# Source excerpt:
[Start]
|
Setting up Japanese charsets is quite difficult. This is mainly because:
-
The Windows character set is extended from the original legacy Japanese
standard (JIS X 0208) and is not standardized. This means that the strictly
standardized implementation cannot support the full Windows character set.
-
Mainly for historical reasons, there are several encoding methods in
Japanese, which are not fully compatible with each other. There are
two major encoding methods. One is the Shift_JIS series used in Windows
and some UNIXes. The other is the EUC-JP series used in most UNIXes
and Linux. Moreover, Samba previously also offered several unique encoding
methods, named CAP and HEX, to keep interoperability with CAP/NetAtalk and
UNIXes that can't use Japanese filenames. Some implementations of the
EUC-JP series can't support the full Windows character set.
[End]
# What is asked:
• A. In the Japanese charsets passage, which encoding series is used in most UNIXes and Linux?
• B. Translate this sentence from the Japanese charsets passage into German: "One is the Shift_JIS series used in Windows and some UNIXes."
• C. Resume the Japanese charsets passage, picking up after its final sentence.

# Dataset extract:
[Start]
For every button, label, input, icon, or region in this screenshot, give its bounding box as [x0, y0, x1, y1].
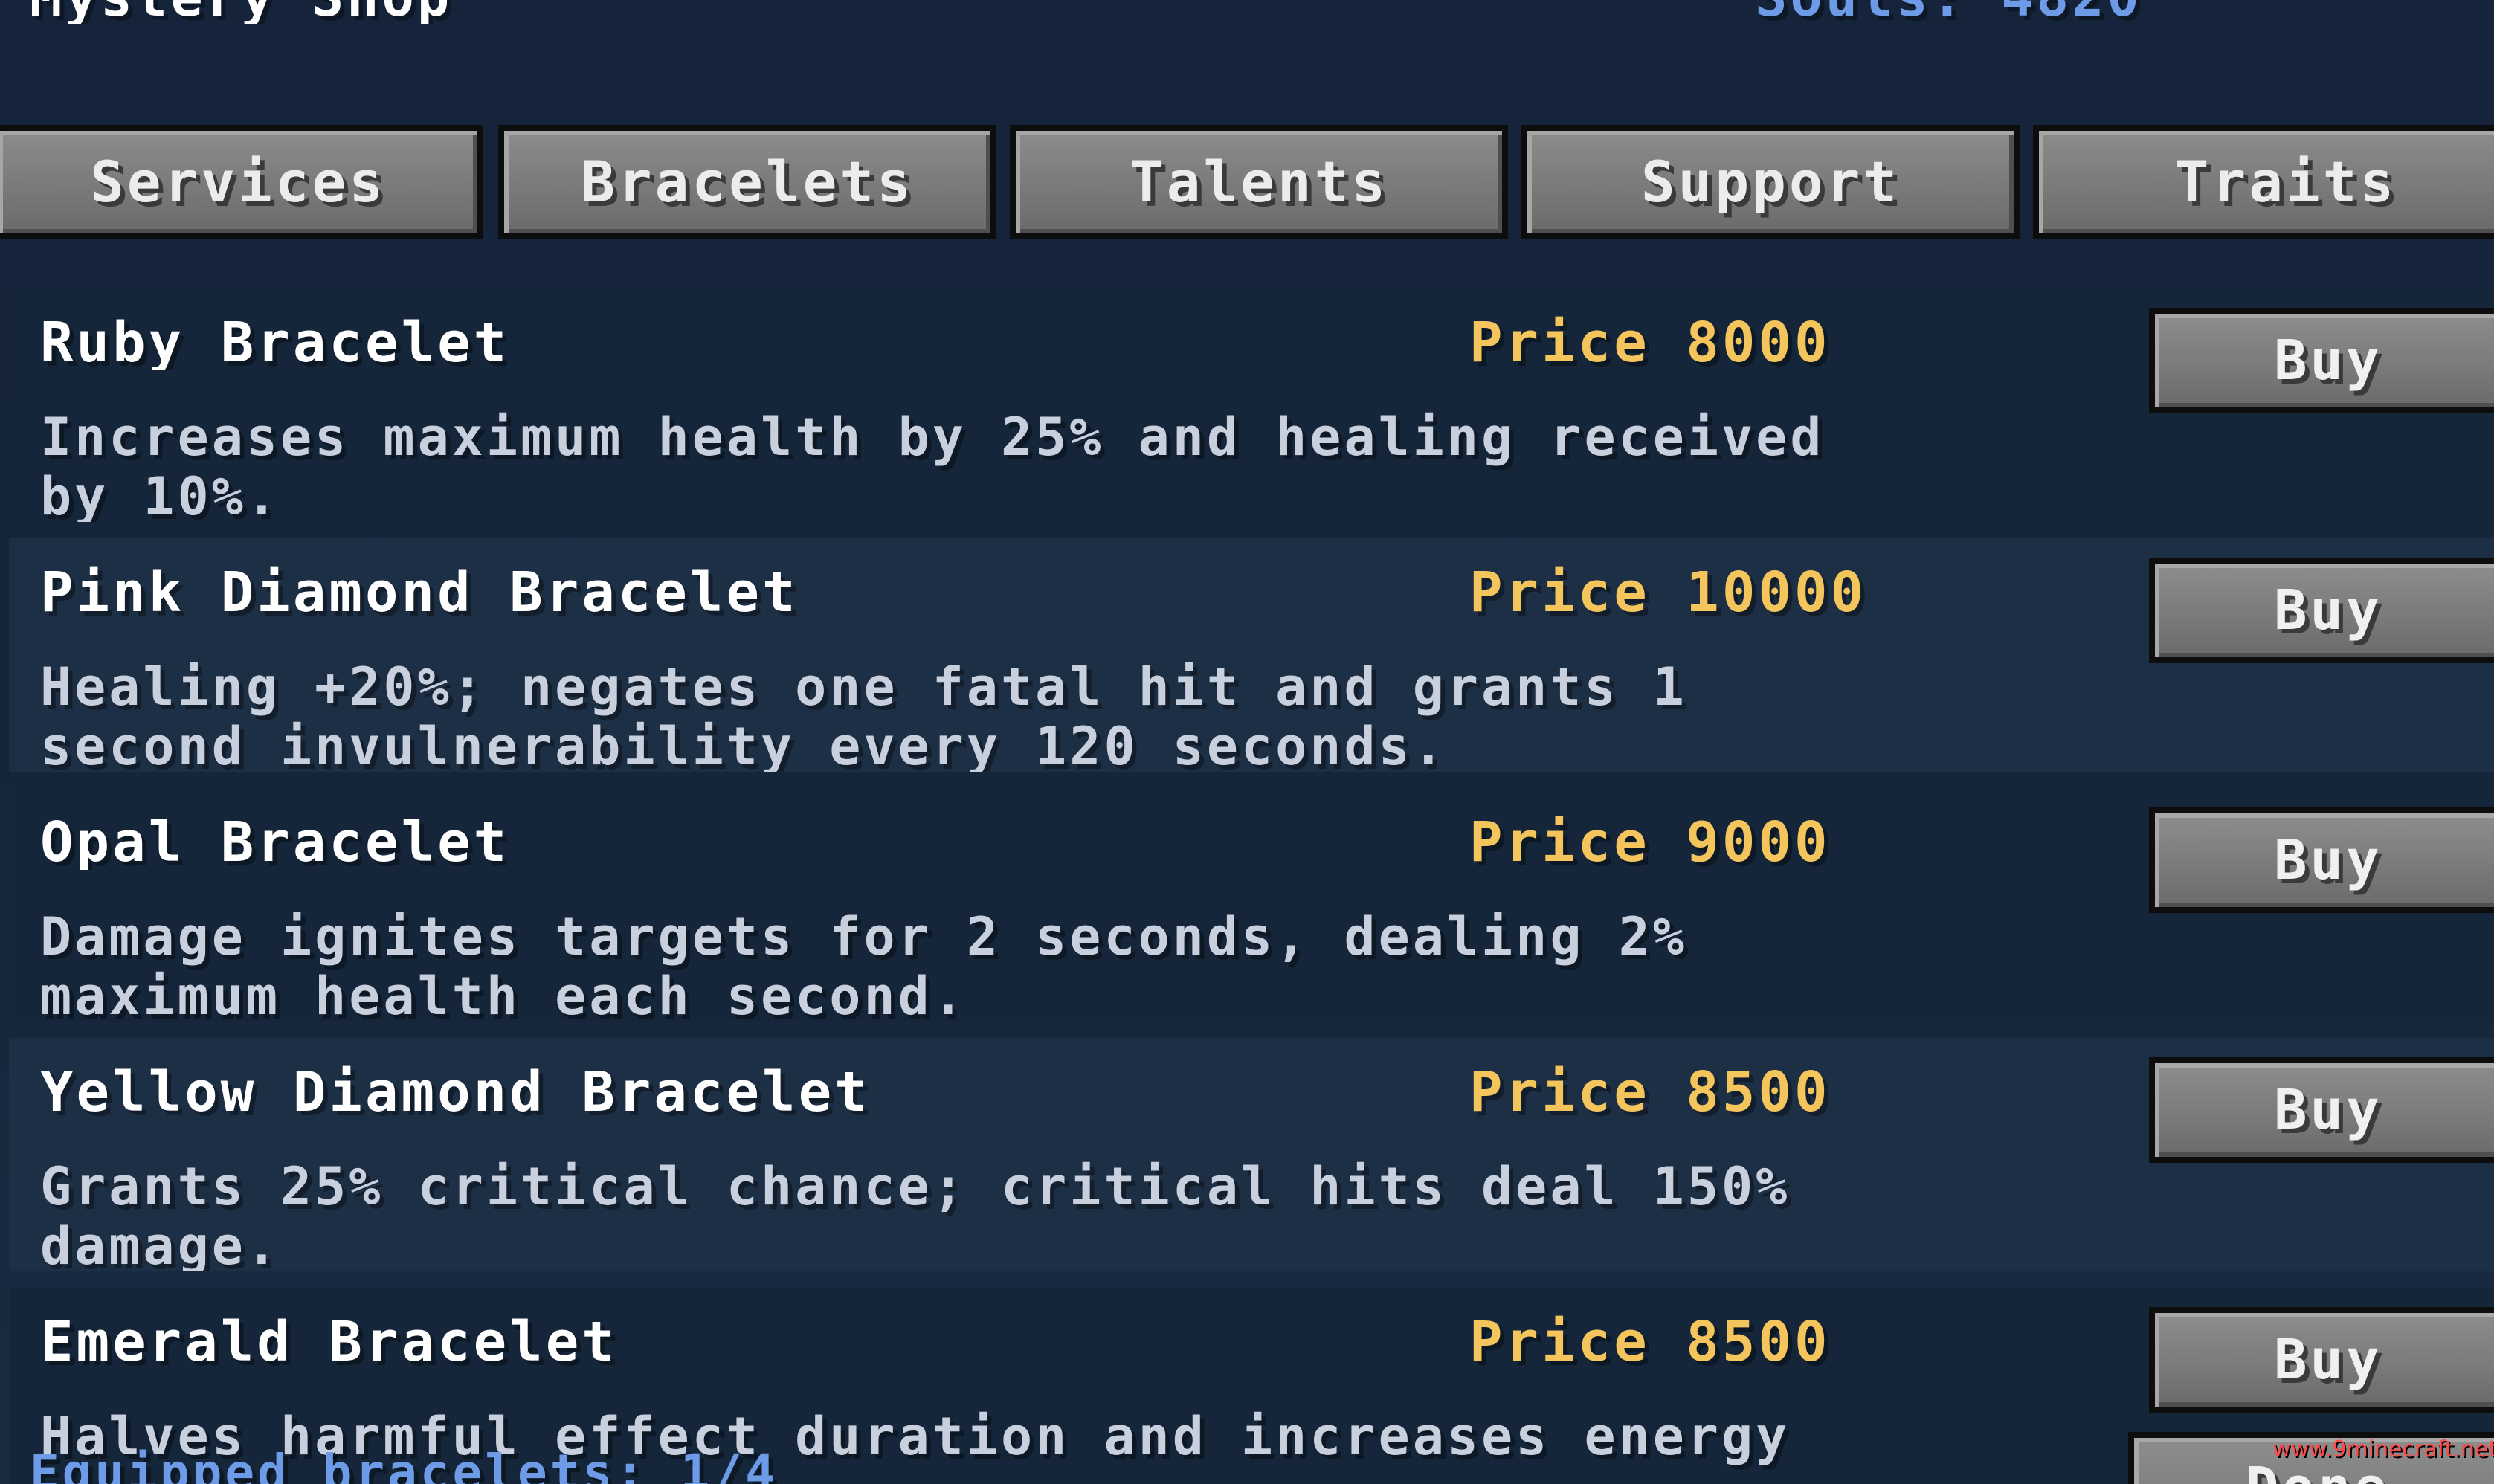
[End]
# Task-by-task answers:
• A. The EUC-JP series.

• B. Eine davon ist die Shift_JIS-Reihe, die unter Windows und einigen UNIX-Systemen verwendet wird.

• C.
-
There are some code conversion tables between Unicode and legacy
Japanese character sets. One is compatible with Windows, another one
is based on the reference of the Unicode consortium, and others are
a mixed implementation. The Unicode consortium does not officially
define any conversion tables between Unicode and legacy character
sets, so there cannot be standard one.
-
The character set and conversion tables available in iconv() depend
on the iconv library that is available. Next to that, the Japanese locale
names may be different on different systems. This means that the value of
the charset parameters depends on the implementation of iconv() you are using.
Though 2-byte fixed UCS-2 encoding is used in Windows internally,
Shift_JIS series encoding is usually used in Japanese environments
as ASCII encoding is in English environments.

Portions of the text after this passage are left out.